— Start —

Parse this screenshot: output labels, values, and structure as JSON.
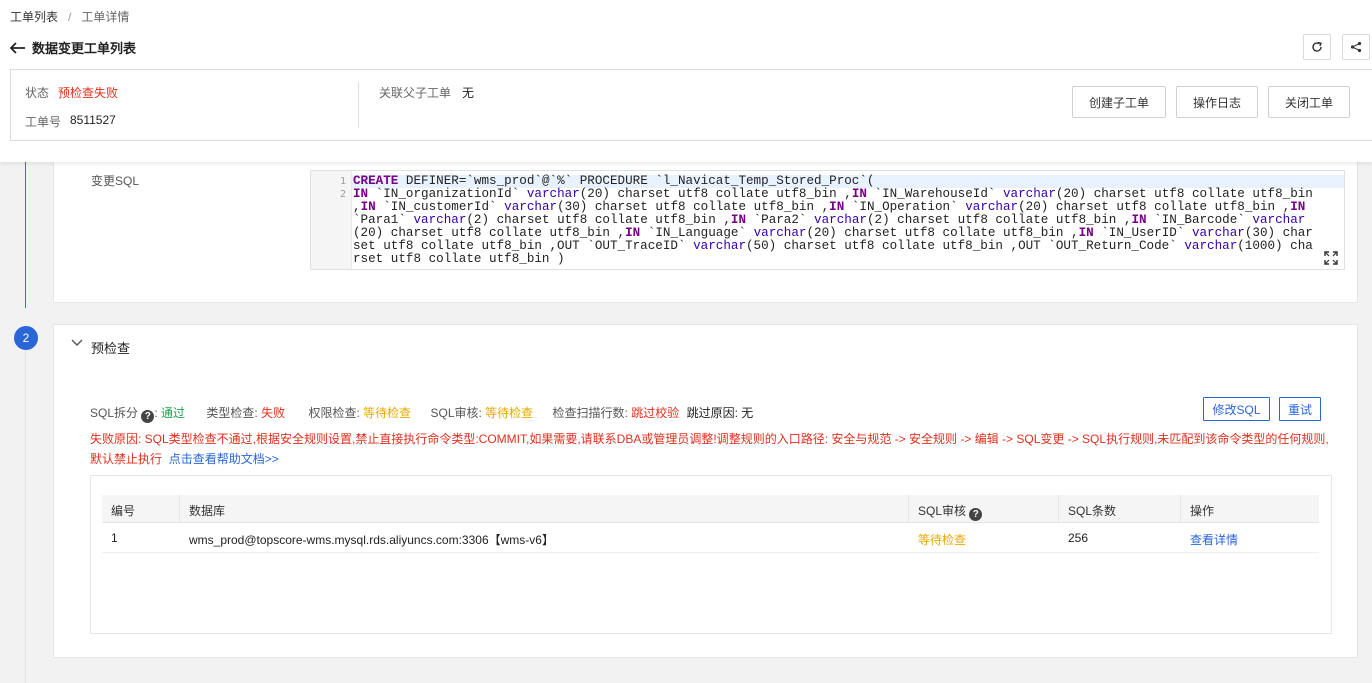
{
  "breadcrumb": {
    "items": [
      "工单列表",
      "工单详情"
    ],
    "separator": "/"
  },
  "header": {
    "title": "数据变更工单列表"
  },
  "info": {
    "status_label": "状态",
    "status_value": "预检查失败",
    "order_label": "工单号",
    "order_value": "8511527",
    "related_label": "关联父子工单",
    "related_value": "无"
  },
  "actions": {
    "create_child": "创建子工单",
    "op_log": "操作日志",
    "close": "关闭工单"
  },
  "sql_section": {
    "label": "变更SQL",
    "line_numbers": [
      "1",
      "2"
    ],
    "line1": "CREATE DEFINER=`wms_prod`@`%` PROCEDURE `l_Navicat_Temp_Stored_Proc`(",
    "tokens": [
      [
        "kw",
        "IN"
      ],
      [
        "t",
        " `IN_organizationId` "
      ],
      [
        "ty",
        "varchar"
      ],
      [
        "t",
        "(20) charset utf8 collate utf8_bin ,"
      ],
      [
        "kw",
        "IN"
      ],
      [
        "t",
        " `IN_WarehouseId` "
      ],
      [
        "ty",
        "varchar"
      ],
      [
        "t",
        "(20) charset utf8 collate utf8_bin ,"
      ],
      [
        "kw",
        "IN"
      ],
      [
        "t",
        " `IN_customerId` "
      ],
      [
        "ty",
        "varchar"
      ],
      [
        "t",
        "(30) charset utf8 collate utf8_bin ,"
      ],
      [
        "kw",
        "IN"
      ],
      [
        "t",
        " `IN_Operation` "
      ],
      [
        "ty",
        "varchar"
      ],
      [
        "t",
        "(20) charset utf8 collate utf8_bin ,"
      ],
      [
        "kw",
        "IN"
      ],
      [
        "t",
        " `Para1` "
      ],
      [
        "ty",
        "varchar"
      ],
      [
        "t",
        "(2) charset utf8 collate utf8_bin ,"
      ],
      [
        "kw",
        "IN"
      ],
      [
        "t",
        " `Para2` "
      ],
      [
        "ty",
        "varchar"
      ],
      [
        "t",
        "(2) charset utf8 collate utf8_bin ,"
      ],
      [
        "kw",
        "IN"
      ],
      [
        "t",
        " `IN_Barcode` "
      ],
      [
        "ty",
        "varchar"
      ],
      [
        "t",
        "(20) charset utf8 collate utf8_bin ,"
      ],
      [
        "kw",
        "IN"
      ],
      [
        "t",
        " `IN_Language` "
      ],
      [
        "ty",
        "varchar"
      ],
      [
        "t",
        "(20) charset utf8 collate utf8_bin ,"
      ],
      [
        "kw",
        "IN"
      ],
      [
        "t",
        " `IN_UserID` "
      ],
      [
        "ty",
        "varchar"
      ],
      [
        "t",
        "(30) charset utf8 collate utf8_bin ,OUT `OUT_TraceID` "
      ],
      [
        "ty",
        "varchar"
      ],
      [
        "t",
        "(50) charset utf8 collate utf8_bin ,OUT `OUT_Return_Code` "
      ],
      [
        "ty",
        "varchar"
      ],
      [
        "t",
        "(1000) charset utf8 collate utf8_bin )"
      ]
    ]
  },
  "precheck": {
    "step_number": "2",
    "title": "预检查",
    "items": [
      {
        "label": "SQL拆分",
        "value": "通过",
        "color": "#1aa34a",
        "has_help": true
      },
      {
        "label": "类型检查",
        "value": "失败",
        "color": "#e0301e",
        "has_help": false
      },
      {
        "label": "权限检查",
        "value": "等待检查",
        "color": "#e8a800",
        "has_help": false
      },
      {
        "label": "SQL审核",
        "value": "等待检查",
        "color": "#e8a800",
        "has_help": false
      },
      {
        "label": "检查扫描行数",
        "value": "跳过校验",
        "color": "#e0301e",
        "has_help": false
      }
    ],
    "skip_reason_label": "跳过原因:",
    "skip_reason_value": "无",
    "modify_sql": "修改SQL",
    "retry": "重试",
    "fail_reason": "失败原因:  SQL类型检查不通过,根据安全规则设置,禁止直接执行命令类型:COMMIT,如果需要,请联系DBA或管理员调整!调整规则的入口路径:  安全与规范 -> 安全规则 -> 编辑 -> SQL变更 -> SQL执行规则,未匹配到该命令类型的任何规则,默认禁止执行",
    "help_link": "点击查看帮助文档>>"
  },
  "table": {
    "headers": {
      "no": "编号",
      "db": "数据库",
      "audit": "SQL审核",
      "count": "SQL条数",
      "op": "操作"
    },
    "rows": [
      {
        "no": "1",
        "db": "wms_prod@topscore-wms.mysql.rds.aliyuncs.com:3306【wms-v6】",
        "audit": "等待检查",
        "count": "256",
        "op": "查看详情"
      }
    ]
  },
  "colors": {
    "accent": "#2a66d8",
    "danger": "#e0301e",
    "success": "#1aa34a",
    "warning": "#e8a800"
  }
}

— End —

Your instructions
Transcribe all the records above word for word, without their images.

Response to this task
Parse this screenshot: output labels, values, and structure as JSON.
{
  "breadcrumb": {
    "items": [
      "工单列表",
      "工单详情"
    ],
    "separator": "/"
  },
  "header": {
    "title": "数据变更工单列表"
  },
  "info": {
    "status_label": "状态",
    "status_value": "预检查失败",
    "order_label": "工单号",
    "order_value": "8511527",
    "related_label": "关联父子工单",
    "related_value": "无"
  },
  "actions": {
    "create_child": "创建子工单",
    "op_log": "操作日志",
    "close": "关闭工单"
  },
  "sql_section": {
    "label": "变更SQL",
    "line_numbers": [
      "1",
      "2"
    ],
    "line1": "CREATE DEFINER=`wms_prod`@`%` PROCEDURE `l_Navicat_Temp_Stored_Proc`(",
    "tokens": [
      [
        "kw",
        "IN"
      ],
      [
        "t",
        " `IN_organizationId` "
      ],
      [
        "ty",
        "varchar"
      ],
      [
        "t",
        "(20) charset utf8 collate utf8_bin ,"
      ],
      [
        "kw",
        "IN"
      ],
      [
        "t",
        " `IN_WarehouseId` "
      ],
      [
        "ty",
        "varchar"
      ],
      [
        "t",
        "(20) charset utf8 collate utf8_bin ,"
      ],
      [
        "kw",
        "IN"
      ],
      [
        "t",
        " `IN_customerId` "
      ],
      [
        "ty",
        "varchar"
      ],
      [
        "t",
        "(30) charset utf8 collate utf8_bin ,"
      ],
      [
        "kw",
        "IN"
      ],
      [
        "t",
        " `IN_Operation` "
      ],
      [
        "ty",
        "varchar"
      ],
      [
        "t",
        "(20) charset utf8 collate utf8_bin ,"
      ],
      [
        "kw",
        "IN"
      ],
      [
        "t",
        " `Para1` "
      ],
      [
        "ty",
        "varchar"
      ],
      [
        "t",
        "(2) charset utf8 collate utf8_bin ,"
      ],
      [
        "kw",
        "IN"
      ],
      [
        "t",
        " `Para2` "
      ],
      [
        "ty",
        "varchar"
      ],
      [
        "t",
        "(2) charset utf8 collate utf8_bin ,"
      ],
      [
        "kw",
        "IN"
      ],
      [
        "t",
        " `IN_Barcode` "
      ],
      [
        "ty",
        "varchar"
      ],
      [
        "t",
        "(20) charset utf8 collate utf8_bin ,"
      ],
      [
        "kw",
        "IN"
      ],
      [
        "t",
        " `IN_Language` "
      ],
      [
        "ty",
        "varchar"
      ],
      [
        "t",
        "(20) charset utf8 collate utf8_bin ,"
      ],
      [
        "kw",
        "IN"
      ],
      [
        "t",
        " `IN_UserID` "
      ],
      [
        "ty",
        "varchar"
      ],
      [
        "t",
        "(30) charset utf8 collate utf8_bin ,OUT `OUT_TraceID` "
      ],
      [
        "ty",
        "varchar"
      ],
      [
        "t",
        "(50) charset utf8 collate utf8_bin ,OUT `OUT_Return_Code` "
      ],
      [
        "ty",
        "varchar"
      ],
      [
        "t",
        "(1000) charset utf8 collate utf8_bin )"
      ]
    ]
  },
  "precheck": {
    "step_number": "2",
    "title": "预检查",
    "items": [
      {
        "label": "SQL拆分",
        "value": "通过",
        "color": "#1aa34a",
        "has_help": true
      },
      {
        "label": "类型检查",
        "value": "失败",
        "color": "#e0301e",
        "has_help": false
      },
      {
        "label": "权限检查",
        "value": "等待检查",
        "color": "#e8a800",
        "has_help": false
      },
      {
        "label": "SQL审核",
        "value": "等待检查",
        "color": "#e8a800",
        "has_help": false
      },
      {
        "label": "检查扫描行数",
        "value": "跳过校验",
        "color": "#e0301e",
        "has_help": false
      }
    ],
    "skip_reason_label": "跳过原因:",
    "skip_reason_value": "无",
    "modify_sql": "修改SQL",
    "retry": "重试",
    "fail_reason": "失败原因:  SQL类型检查不通过,根据安全规则设置,禁止直接执行命令类型:COMMIT,如果需要,请联系DBA或管理员调整!调整规则的入口路径:  安全与规范 -> 安全规则 -> 编辑 -> SQL变更 -> SQL执行规则,未匹配到该命令类型的任何规则,默认禁止执行",
    "help_link": "点击查看帮助文档>>"
  },
  "table": {
    "headers": {
      "no": "编号",
      "db": "数据库",
      "audit": "SQL审核",
      "count": "SQL条数",
      "op": "操作"
    },
    "rows": [
      {
        "no": "1",
        "db": "wms_prod@topscore-wms.mysql.rds.aliyuncs.com:3306【wms-v6】",
        "audit": "等待检查",
        "count": "256",
        "op": "查看详情"
      }
    ]
  },
  "colors": {
    "accent": "#2a66d8",
    "danger": "#e0301e",
    "success": "#1aa34a",
    "warning": "#e8a800"
  }
}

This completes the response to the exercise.